Problèmes à résoudre:
1: Énumérez les quatre notions sur lesquelles, selon le texte consacré aux contrôleurs de charge MPPT, repose le rôle d'un tel contrôleur.
2: Citez sans aucune modification les lignes de la liste, depuis la ligne contenant "close-icon[interactable]: ✕ bbox=[536, 37, 548, 54]" jusqu'à la ligne contenant "company-name: Angular Minds", celle-ci comprise.

Extrait choisi:
--------
L’automne cédant lentement sa place à l’hiver, je suis en train de faire le tour des systèmes électriques sur Jean-du-Sud, notamment pour voir dans quel état ils sont, mais aussi pour comprendre comment ils sont installés et jauger d’éventuels besoins de réparation.
Ce billet est le premier d’une série portant sur les systèmes électriques à bord de Jean-du-Sud. Il porte sur les contrôleurs de charge à point de suivi de puissance maximale. Ce « point de suivi de puissance maximale » est plus fréquemment nommé en anglais, soit le « maximum power point tracking », popularisé par l’abréviation « MPPT ». Bref, ce texte donne une explication de ce que sont ces contrôleurs de charge MPPT. Technologie oblige, nous verrons également comment fonctionnent des piles (des « batteries »).
Les contrôleurs de charge en trois paragraphes
Pour la majorité des installations marines propres aux carrés ou aux cabines, la loi d’Ohm (V = RI) fournit l’essentiel de la théorie à comprendre pour installer des câbles, changer l’équipement et tester des circuits électriques. On est dans un environnement très proche des systèmes idéalisés enseignés dans les cours d’électricité de base.
Par contre, dans un environnement où la tension et l’ampérage changent constamment, on s’éloigne rapidement des systèmes idéalisés. C’est notamment le cas quand la source d’énergie fluctue constamment. De même, les piles sont des technologies qui demandent une compréhension qui s’éloigne des systèmes idéalisés
En substance, un contrôleur de charge vise à faire le pont entre l’environnement changeant et les batteries pour réguler à la fois la tension et l’ampérage. C’est une technologie qui convertit un système continuellement changeant en système idéalisé. Ce faisant, il aide à prolonger la vie des batteries. Les contrôleurs de charge MPPT ont de plus une qualité additionnelle, à savoir qu’il fourniront l’environnement de charge une puissance maximisée de manière à accélérer leur charge. Ils protègent donc les batteries, mais tirent également le meilleur parti des conditions changeantes.
En détail
La technologie de contrôleurs de charge repose sur de l’électronique avancée. L’ouverture d’un contrôleur de charge montre bien qu’on est plus proche de l’ordinateur que des circuits inertes (Awesome Tech, 2020). On peut cependant comprendre ce que font ces instruments avec quelques notions générales d’électricité et d’optimisation.
Le rôle d’un contrôleur de charge MPPT s’appuie sur quatre notions importantes propre à tout circuit embarqué: les sources d’énergies varient, les besoins en énergie varient, les batteries n’aiment pas ces variations, et finalement, on aimerait tirer le maximum de l’énergie disponible pour charger les batteries.
Les trois premières idées expliquent pourquoi n’importe quel contrôleur de charge existe. C’est cependant sur le dernier point que les contrôleurs de charge MPPT se distinguent de la principale technologie alternative, soit les contrôleurs de charge PWM (« Pulse Width Modulation »). Si vous comprenez ces quatre idées, vous comprendrez le rôle d’un contrôleur de charge MPPT.
--------
Jeu de données:

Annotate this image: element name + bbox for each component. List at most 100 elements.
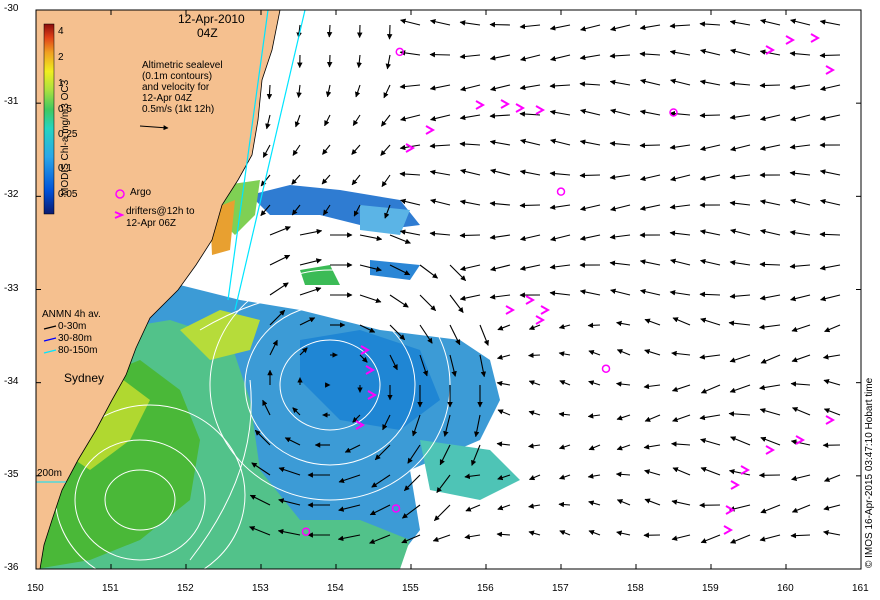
velocity-arrow (528, 410, 541, 416)
velocity-arrow (558, 411, 571, 418)
colorbar-tick-label: 0.5 (58, 103, 72, 115)
velocity-arrow (760, 18, 781, 26)
lat-tick-label: -36 (4, 562, 19, 573)
velocity-arrow (616, 414, 631, 421)
velocity-arrow (579, 172, 601, 179)
velocity-arrow (291, 174, 301, 185)
velocity-arrow (729, 293, 751, 300)
velocity-arrow (459, 20, 481, 26)
velocity-arrow (729, 80, 751, 87)
velocity-arrow (823, 408, 841, 416)
velocity-arrow (669, 110, 691, 117)
velocity-arrow (559, 474, 571, 480)
velocity-arrow (639, 204, 661, 211)
drifter-chevron (785, 35, 796, 45)
velocity-arrow (520, 54, 541, 62)
argo-float-marker (395, 47, 404, 57)
drifter-chevron (825, 65, 836, 75)
anmn-legend-item-3: 80-150m (58, 345, 98, 356)
colorbar-tick-label: 0.05 (58, 189, 78, 201)
velocity-arrow (528, 324, 541, 330)
drifter-chevron (810, 33, 821, 43)
velocity-arrow (819, 198, 841, 206)
velocity-arrow (615, 381, 631, 387)
velocity-arrow (643, 383, 661, 390)
velocity-arrow (672, 317, 691, 326)
velocity-arrow (588, 444, 601, 451)
velocity-arrow (669, 230, 691, 237)
velocity-arrow (459, 294, 481, 301)
velocity-arrow (822, 354, 841, 360)
velocity-arrow (528, 443, 541, 449)
anmn-legend-item-2: 30-80m (58, 333, 92, 344)
velocity-arrow (610, 288, 631, 296)
velocity-arrow (386, 24, 393, 40)
velocity-arrow (558, 501, 571, 508)
velocity-arrow (429, 51, 451, 58)
velocity-arrow (321, 174, 331, 185)
velocity-arrow (400, 114, 421, 122)
velocity-arrow (616, 530, 631, 536)
velocity-arrow (559, 380, 571, 386)
velocity-arrow (519, 84, 541, 91)
lat-tick-label: -32 (4, 189, 19, 201)
velocity-arrow (489, 234, 511, 240)
velocity-arrow (615, 471, 631, 478)
drifter-chevron (825, 415, 836, 425)
velocity-arrow (729, 260, 751, 266)
velocity-arrow (459, 141, 481, 147)
argo-legend-label: Argo (130, 187, 152, 198)
velocity-arrow (558, 351, 571, 357)
velocity-arrow (549, 170, 571, 177)
velocity-arrow (730, 144, 751, 152)
anmn-legend-title: ANMN 4h av. (42, 309, 101, 320)
velocity-arrow (669, 49, 691, 56)
velocity-arrow (351, 144, 361, 155)
velocity-arrow (639, 288, 661, 296)
velocity-arrow (729, 354, 751, 363)
velocity-arrow (269, 282, 289, 296)
velocity-arrow (419, 294, 436, 311)
velocity-arrow (639, 51, 661, 57)
velocity-arrow (489, 113, 511, 119)
velocity-arrow (324, 114, 331, 127)
velocity-arrow (699, 112, 721, 119)
velocity-arrow (823, 474, 841, 482)
velocity-arrow (359, 234, 383, 242)
velocity-arrow (528, 380, 541, 386)
velocity-arrow (728, 320, 751, 326)
velocity-arrow (700, 466, 721, 476)
velocity-arrow (819, 169, 841, 176)
drifter-chevron (765, 445, 776, 455)
velocity-arrow (639, 174, 661, 182)
velocity-arrow (670, 78, 691, 86)
velocity-arrow (326, 24, 333, 38)
velocity-arrow (496, 441, 511, 447)
velocity-arrow (760, 354, 781, 364)
velocity-arrow (429, 169, 451, 176)
velocity-arrow (325, 84, 332, 98)
velocity-arrow (528, 530, 541, 536)
velocity-arrow (789, 84, 811, 90)
velocity-arrow (728, 411, 751, 417)
velocity-arrow (669, 204, 691, 210)
velocity-arrow (699, 144, 721, 152)
velocity-arrow (819, 264, 841, 271)
velocity-arrow (299, 228, 323, 236)
velocity-arrow (729, 200, 751, 207)
velocity-arrow (790, 381, 811, 387)
place-label-sydney: Sydney (64, 371, 105, 385)
anmn-legend-item-1: 0-30m (58, 321, 87, 332)
velocity-arrow (609, 79, 631, 86)
velocity-arrow (579, 204, 601, 212)
velocity-arrow (496, 531, 511, 538)
velocity-arrow (558, 444, 571, 450)
velocity-arrow (419, 264, 439, 279)
lat-tick-label: -34 (4, 375, 19, 387)
velocity-arrow (672, 414, 691, 423)
velocity-arrow (819, 52, 841, 59)
drifter-chevron (540, 305, 551, 315)
velocity-arrow (459, 53, 481, 60)
velocity-arrow (609, 260, 631, 267)
velocity-arrow (352, 114, 361, 126)
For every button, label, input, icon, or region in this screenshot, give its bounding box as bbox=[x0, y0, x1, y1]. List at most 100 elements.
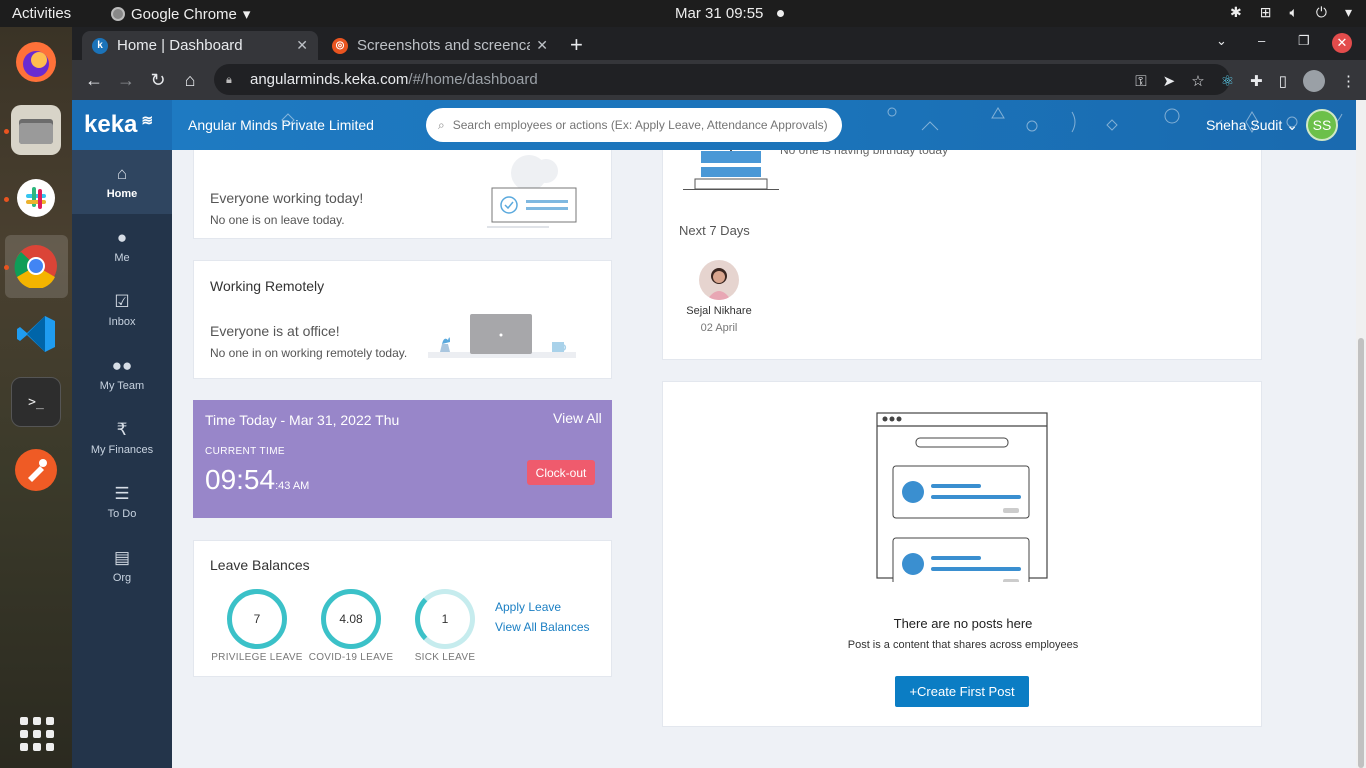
close-icon[interactable]: ✕ bbox=[536, 37, 548, 54]
activities-button[interactable]: Activities bbox=[12, 5, 71, 22]
power-icon[interactable]: ⏻ bbox=[1316, 4, 1327, 21]
slack-icon[interactable] bbox=[11, 173, 61, 223]
birthday-person-name[interactable]: Sejal Nikhare bbox=[663, 305, 775, 317]
new-tab-button[interactable]: + bbox=[570, 32, 583, 58]
privilege-leave-ring[interactable]: 7 bbox=[227, 589, 287, 649]
ubuntu-favicon-icon: ◎ bbox=[332, 37, 348, 54]
url-host: angularminds.keka.com bbox=[250, 71, 409, 88]
tab-search-icon[interactable]: ⌄ bbox=[1216, 33, 1227, 49]
birthday-person-date: 02 April bbox=[700, 322, 738, 334]
page-scrollbar[interactable] bbox=[1356, 100, 1366, 768]
sidebar-item-inbox[interactable]: ☑ Inbox bbox=[72, 278, 172, 342]
sidebar-item-home[interactable]: ⌂ Home bbox=[72, 150, 172, 214]
postman-icon[interactable] bbox=[11, 445, 61, 495]
minimize-button[interactable]: – bbox=[1258, 33, 1265, 48]
extensions-icon[interactable]: ✚ bbox=[1250, 72, 1263, 90]
no-posts-title: There are no posts here bbox=[893, 616, 1033, 631]
search-icon: ⌕ bbox=[438, 117, 445, 132]
no-posts-subtitle: Post is a content that shares across emp… bbox=[847, 639, 1079, 651]
keka-sidebar: ⌂ Home ● Me ☑ Inbox ●● My Team ₹ My Fina… bbox=[72, 150, 172, 768]
key-icon[interactable]: ⚿ bbox=[1135, 73, 1146, 90]
sidebar-item-label: My Team bbox=[99, 380, 145, 392]
address-bar[interactable]: 🔒︎ angularminds.keka.com/#/home/dashboar… bbox=[214, 64, 1230, 95]
user-name: Sneha Sudit bbox=[1206, 117, 1283, 133]
slack-tray-icon[interactable]: ✱ bbox=[1230, 4, 1242, 21]
lock-icon[interactable]: 🔒︎ bbox=[226, 74, 238, 86]
profile-avatar[interactable] bbox=[1303, 70, 1325, 92]
bookmark-star-icon[interactable]: ☆ bbox=[1191, 72, 1204, 90]
system-tray[interactable]: ✱ ⊞ 🔈︎ ⏻ ▾ bbox=[1230, 4, 1352, 21]
leave-balances-title: Leave Balances bbox=[210, 557, 310, 573]
send-icon[interactable]: ➤ bbox=[1163, 72, 1176, 90]
keka-logo-text: keka bbox=[84, 111, 138, 138]
user-menu[interactable]: Sneha Sudit ⌄ bbox=[1206, 117, 1298, 134]
company-name: Angular Minds Private Limited bbox=[188, 117, 374, 133]
close-window-button[interactable]: ✕ bbox=[1332, 33, 1352, 53]
view-all-balances-link[interactable]: View All Balances bbox=[495, 620, 590, 634]
apply-leave-link[interactable]: Apply Leave bbox=[495, 600, 561, 614]
time-card-title: Time Today - Mar 31, 2022 Thu bbox=[205, 412, 400, 428]
url-path: /#/home/dashboard bbox=[408, 71, 538, 88]
leave-illustration-icon bbox=[487, 155, 577, 228]
chrome-icon[interactable] bbox=[11, 241, 61, 291]
home-button[interactable]: ⌂ bbox=[178, 68, 202, 92]
home-icon: ⌂ bbox=[116, 164, 128, 183]
notification-dot bbox=[777, 10, 784, 17]
leave-balances-card: Leave Balances 7 PRIVILEGE LEAVE 4.08 CO… bbox=[193, 540, 612, 677]
sidebar-item-my-team[interactable]: ●● My Team bbox=[72, 342, 172, 406]
create-first-post-button[interactable]: +Create First Post bbox=[895, 676, 1029, 707]
laptop-illustration-icon bbox=[428, 314, 576, 358]
leave-status: Everyone working today! bbox=[210, 190, 364, 206]
covid-leave-ring[interactable]: 4.08 bbox=[321, 589, 381, 649]
clock-out-button[interactable]: Clock-out bbox=[527, 460, 595, 485]
tab-title: Screenshots and screencasts bbox=[357, 37, 530, 54]
menu-icon[interactable]: ⋮ bbox=[1341, 72, 1356, 90]
side-panel-icon[interactable]: ▯ bbox=[1279, 72, 1287, 90]
chrome-icon bbox=[111, 7, 125, 21]
chevron-down-icon[interactable]: ▾ bbox=[1345, 4, 1352, 21]
running-indicator bbox=[4, 265, 9, 270]
reload-button[interactable]: ↻ bbox=[146, 68, 170, 92]
firefox-icon[interactable] bbox=[11, 37, 61, 87]
forward-button[interactable]: → bbox=[114, 68, 138, 92]
maximize-button[interactable]: ❐ bbox=[1298, 33, 1310, 49]
list-icon: ☰ bbox=[114, 484, 130, 503]
close-icon[interactable]: ✕ bbox=[296, 37, 308, 54]
working-remotely-card: Working Remotely Everyone is at office! … bbox=[193, 260, 612, 379]
search-input[interactable] bbox=[452, 118, 833, 132]
show-apps-icon[interactable] bbox=[20, 717, 54, 751]
time-view-all-link[interactable]: View All bbox=[553, 410, 602, 426]
avatar[interactable]: SS bbox=[1306, 109, 1338, 141]
sidebar-item-label: To Do bbox=[107, 508, 137, 520]
app-menu[interactable]: Google Chrome ▾ bbox=[111, 5, 250, 23]
keka-favicon-icon: k bbox=[92, 37, 108, 54]
sidebar-item-to-do[interactable]: ☰ To Do bbox=[72, 470, 172, 534]
sidebar-item-org[interactable]: ▤ Org bbox=[72, 534, 172, 598]
vscode-icon[interactable] bbox=[11, 309, 61, 359]
tab-title: Home | Dashboard bbox=[117, 37, 243, 54]
network-icon[interactable]: ⊞ bbox=[1260, 4, 1272, 21]
sidebar-item-label: My Finances bbox=[90, 444, 154, 456]
sidebar-item-me[interactable]: ● Me bbox=[72, 214, 172, 278]
person-icon: ● bbox=[116, 228, 128, 247]
sick-leave-ring[interactable]: 1 bbox=[415, 589, 475, 649]
files-icon[interactable] bbox=[11, 105, 61, 155]
volume-icon[interactable]: 🔈︎ bbox=[1289, 4, 1297, 21]
keka-logo[interactable]: keka ≋ bbox=[72, 100, 172, 150]
search-box[interactable]: ⌕ bbox=[426, 108, 842, 142]
keka-header: keka ≋ Angular Minds Private Limited ⌕ S… bbox=[72, 100, 1356, 150]
react-devtools-icon[interactable]: ⚛ bbox=[1221, 72, 1234, 90]
avatar[interactable] bbox=[699, 260, 739, 300]
chrome-tab-strip: k Home | Dashboard ✕ ◎ Screenshots and s… bbox=[72, 27, 1366, 60]
current-time-main: 09:54 bbox=[205, 464, 276, 495]
terminal-icon[interactable]: >_ bbox=[11, 377, 61, 427]
sidebar-item-my-finances[interactable]: ₹ My Finances bbox=[72, 406, 172, 470]
on-leave-card: Everyone working today! No one is on lea… bbox=[193, 140, 612, 239]
scrollbar-thumb[interactable] bbox=[1358, 338, 1364, 768]
remote-status: Everyone is at office! bbox=[210, 323, 340, 339]
system-clock[interactable]: Mar 31 09:55 bbox=[675, 5, 763, 22]
tab-dashboard[interactable]: k Home | Dashboard ✕ bbox=[82, 31, 318, 60]
back-button[interactable]: ← bbox=[82, 68, 106, 92]
tab-screenshots[interactable]: ◎ Screenshots and screencasts ✕ bbox=[322, 31, 558, 60]
leave-substatus: No one is on leave today. bbox=[210, 213, 345, 227]
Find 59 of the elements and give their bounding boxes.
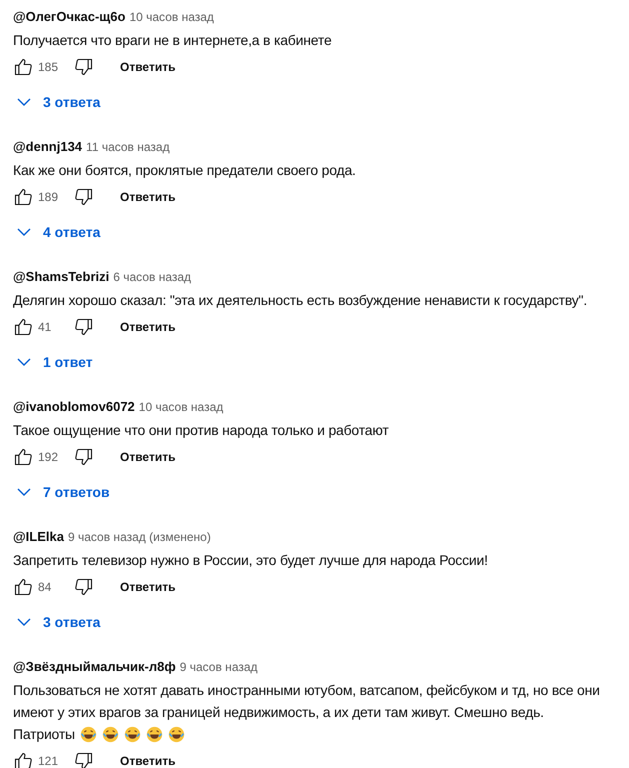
--------
Tâches résolues:
1:
- Les sources d'énergie varient.
- Les besoins en énergie varient.
- Les batteries n'aiment pas ces variations.
- On aimerait tirer le maximum de l'énergie disponible pour charger les batteries.

2:
close-icon[interactable]: ✕ bbox=[536, 37, 548, 54]
activities-button[interactable]: Activities bbox=[12, 5, 71, 22]
power-icon[interactable]: ⏻ bbox=[1316, 4, 1327, 21]
slack-icon[interactable] bbox=[11, 173, 61, 223]
birthday-person-name[interactable]: Sejal Nikhare bbox=[663, 305, 775, 317]
new-tab-button[interactable]: + bbox=[570, 32, 583, 58]
privilege-leave-ring[interactable]: 7 bbox=[227, 589, 287, 649]
ubuntu-favicon-icon: ◎ bbox=[332, 37, 348, 54]
url-host: angularminds.keka.com bbox=[250, 71, 409, 88]
tab-search-icon[interactable]: ⌄ bbox=[1216, 33, 1227, 49]
birthday-person-date: 02 April bbox=[700, 322, 738, 334]
page-scrollbar[interactable] bbox=[1356, 100, 1366, 768]
sidebar-item-inbox[interactable]: ☑ Inbox bbox=[72, 278, 172, 342]
sidebar-item-home[interactable]: ⌂ Home bbox=[72, 150, 172, 214]
postman-icon[interactable] bbox=[11, 445, 61, 495]
minimize-button[interactable]: – bbox=[1258, 33, 1265, 48]
extensions-icon[interactable]: ✚ bbox=[1250, 72, 1263, 90]
no-posts-title: There are no posts here bbox=[893, 616, 1033, 631]
search-icon: ⌕ bbox=[438, 117, 445, 132]
no-posts-subtitle: Post is a content that shares across emp… bbox=[847, 639, 1079, 651]
keka-sidebar: ⌂ Home ● Me ☑ Inbox ●● My Team ₹ My Fina… bbox=[72, 150, 172, 768]
key-icon[interactable]: ⚿ bbox=[1135, 73, 1146, 90]
sidebar-item-label: My Team bbox=[99, 380, 145, 392]
address-bar[interactable]: 🔒︎ angularminds.keka.com/#/home/dashboar… bbox=[214, 64, 1230, 95]
user-name: Sneha Sudit bbox=[1206, 117, 1283, 133]
slack-tray-icon[interactable]: ✱ bbox=[1230, 4, 1242, 21]
lock-icon[interactable]: 🔒︎ bbox=[226, 74, 238, 86]
profile-avatar[interactable] bbox=[1303, 70, 1325, 92]
bookmark-star-icon[interactable]: ☆ bbox=[1191, 72, 1204, 90]
system-tray[interactable]: ✱ ⊞ 🔈︎ ⏻ ▾ bbox=[1230, 4, 1352, 21]
leave-balances-title: Leave Balances bbox=[210, 557, 310, 573]
send-icon[interactable]: ➤ bbox=[1163, 72, 1176, 90]
keka-logo-text: keka bbox=[84, 111, 138, 138]
user-menu[interactable]: Sneha Sudit ⌄ bbox=[1206, 117, 1298, 134]
company-name: Angular Minds Private Limited bbox=[188, 117, 374, 133]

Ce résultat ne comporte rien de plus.